| JOB |
Examine the material below. Gather every line in which the string "JSON" appears.

| LISTED RECORDS |
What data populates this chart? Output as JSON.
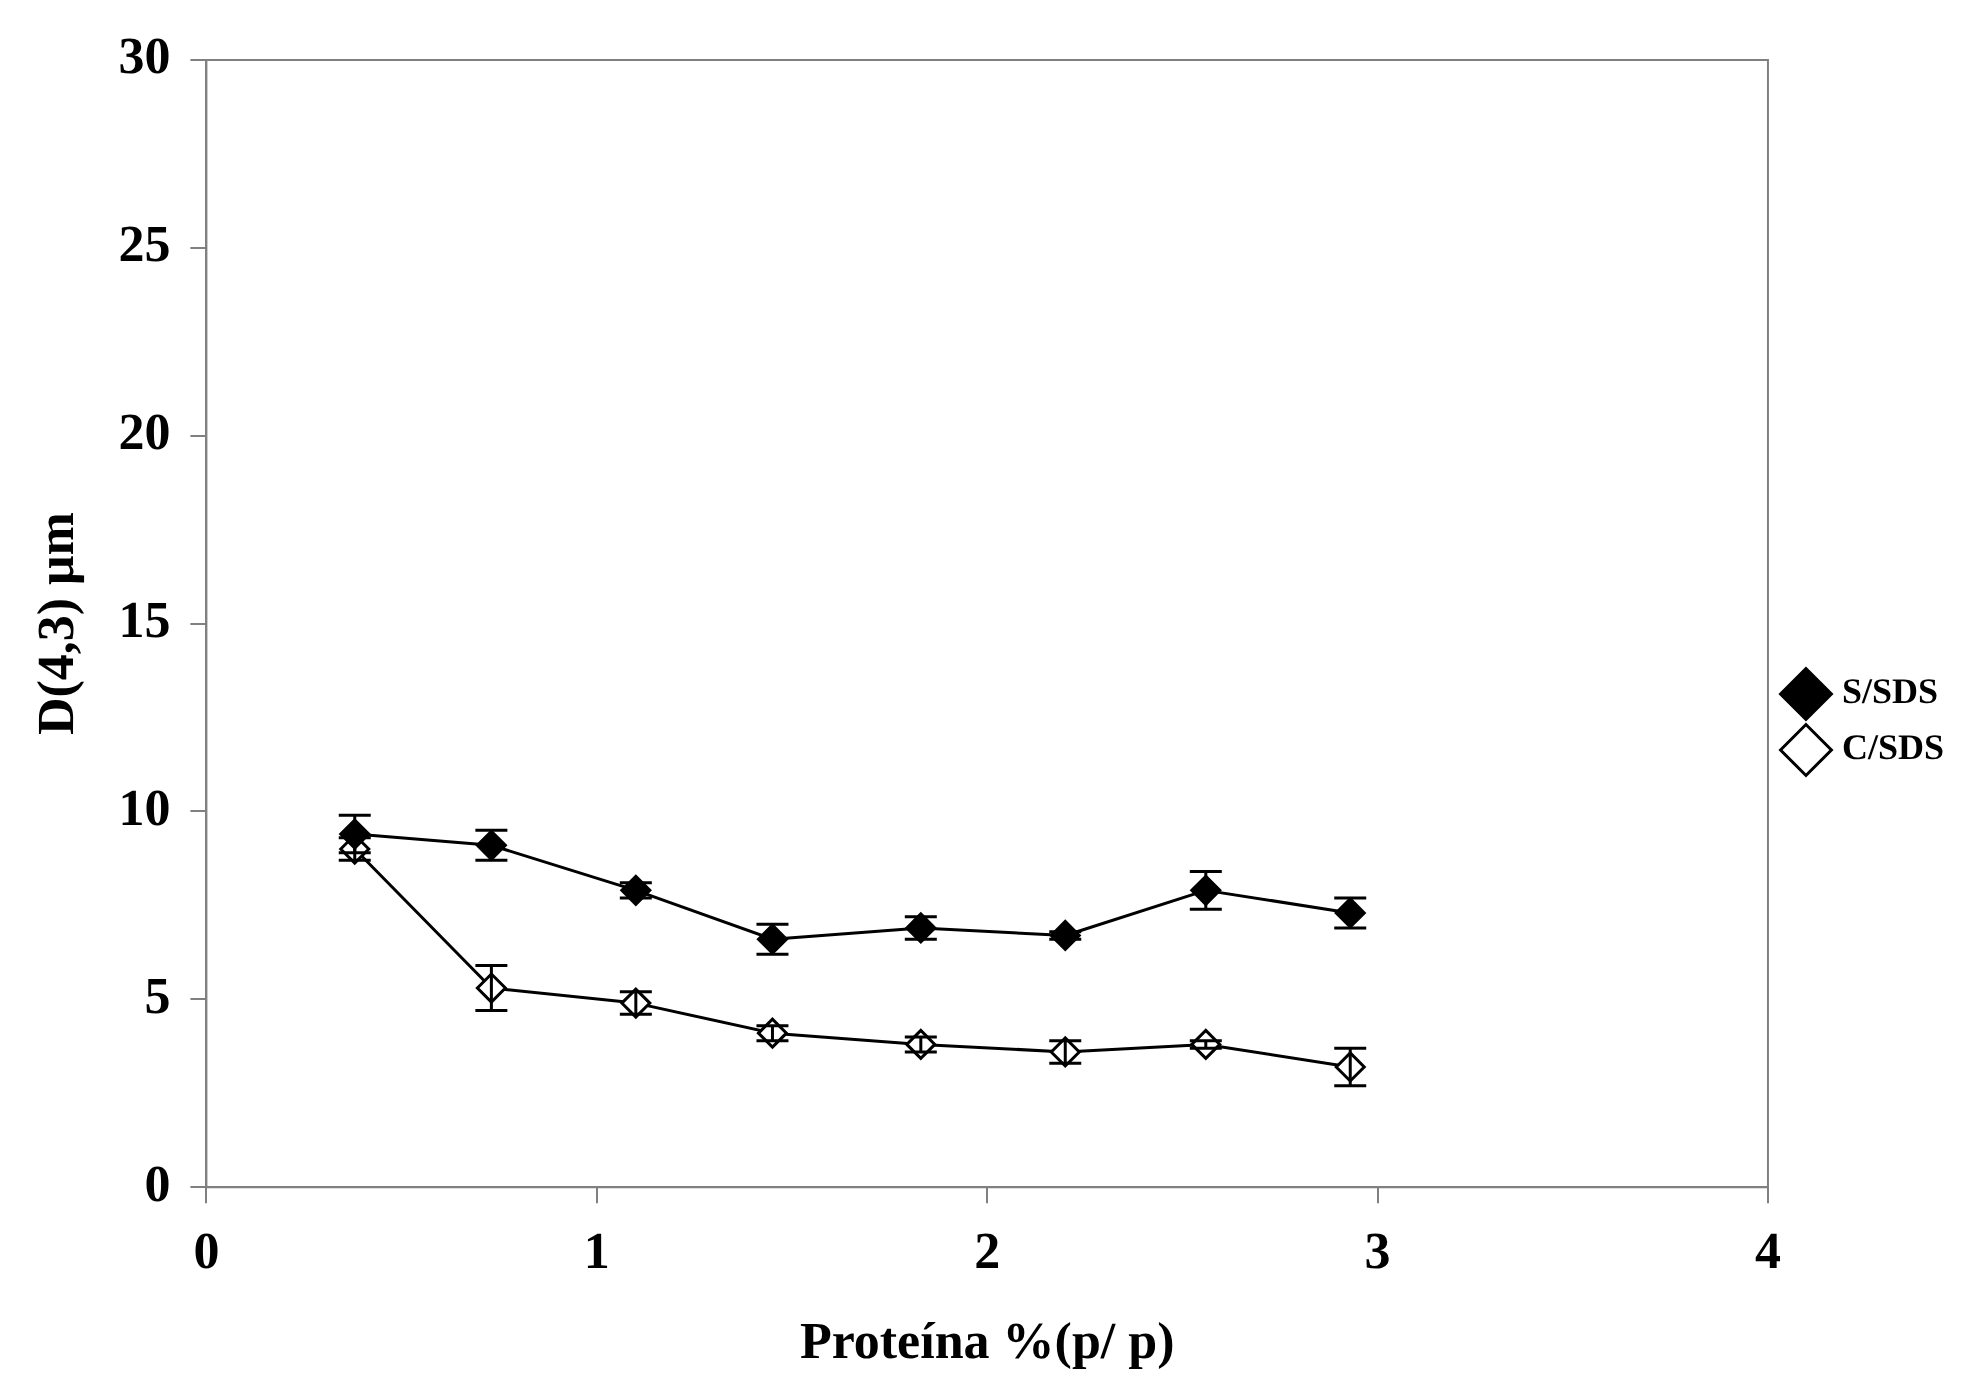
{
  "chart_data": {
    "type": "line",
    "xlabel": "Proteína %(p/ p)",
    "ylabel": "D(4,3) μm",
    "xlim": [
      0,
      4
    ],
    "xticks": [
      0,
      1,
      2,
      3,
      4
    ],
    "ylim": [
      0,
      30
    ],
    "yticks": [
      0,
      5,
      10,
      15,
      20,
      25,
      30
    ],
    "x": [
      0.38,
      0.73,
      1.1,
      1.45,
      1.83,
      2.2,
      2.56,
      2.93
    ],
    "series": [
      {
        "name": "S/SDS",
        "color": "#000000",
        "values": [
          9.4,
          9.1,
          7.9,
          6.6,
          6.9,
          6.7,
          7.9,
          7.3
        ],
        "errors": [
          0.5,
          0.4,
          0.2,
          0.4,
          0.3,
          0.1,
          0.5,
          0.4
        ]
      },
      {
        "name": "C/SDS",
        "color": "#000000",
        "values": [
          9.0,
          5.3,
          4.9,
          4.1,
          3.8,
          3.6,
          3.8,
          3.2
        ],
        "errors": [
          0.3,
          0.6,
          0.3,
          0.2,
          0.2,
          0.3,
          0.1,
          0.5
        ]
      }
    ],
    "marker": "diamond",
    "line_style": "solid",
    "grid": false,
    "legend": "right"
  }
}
--
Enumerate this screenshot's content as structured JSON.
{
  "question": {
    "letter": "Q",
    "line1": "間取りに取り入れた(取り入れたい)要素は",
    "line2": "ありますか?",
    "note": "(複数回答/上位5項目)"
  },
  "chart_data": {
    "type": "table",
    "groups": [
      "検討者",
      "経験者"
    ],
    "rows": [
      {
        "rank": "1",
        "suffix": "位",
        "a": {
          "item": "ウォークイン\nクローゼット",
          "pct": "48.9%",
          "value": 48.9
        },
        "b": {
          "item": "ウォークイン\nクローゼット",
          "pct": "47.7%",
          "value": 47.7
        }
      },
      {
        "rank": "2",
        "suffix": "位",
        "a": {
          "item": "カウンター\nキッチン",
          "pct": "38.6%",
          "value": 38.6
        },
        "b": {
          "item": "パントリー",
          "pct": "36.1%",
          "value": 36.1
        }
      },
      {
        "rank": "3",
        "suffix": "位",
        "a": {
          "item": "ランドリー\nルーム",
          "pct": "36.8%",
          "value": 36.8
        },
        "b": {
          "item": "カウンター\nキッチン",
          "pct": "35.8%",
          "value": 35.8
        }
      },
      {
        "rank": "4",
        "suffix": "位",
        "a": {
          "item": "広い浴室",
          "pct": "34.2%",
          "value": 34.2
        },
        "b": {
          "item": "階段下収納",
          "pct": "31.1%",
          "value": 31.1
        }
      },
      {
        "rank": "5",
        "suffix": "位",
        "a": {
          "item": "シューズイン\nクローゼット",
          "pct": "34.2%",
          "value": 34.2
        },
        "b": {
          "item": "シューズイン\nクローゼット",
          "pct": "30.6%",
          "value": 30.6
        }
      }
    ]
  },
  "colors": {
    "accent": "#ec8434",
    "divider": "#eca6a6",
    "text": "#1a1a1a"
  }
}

| WRITTEN RESPONSE |
What data populates this chart? Output as JSON.
Enumerate this screenshot's content as structured JSON.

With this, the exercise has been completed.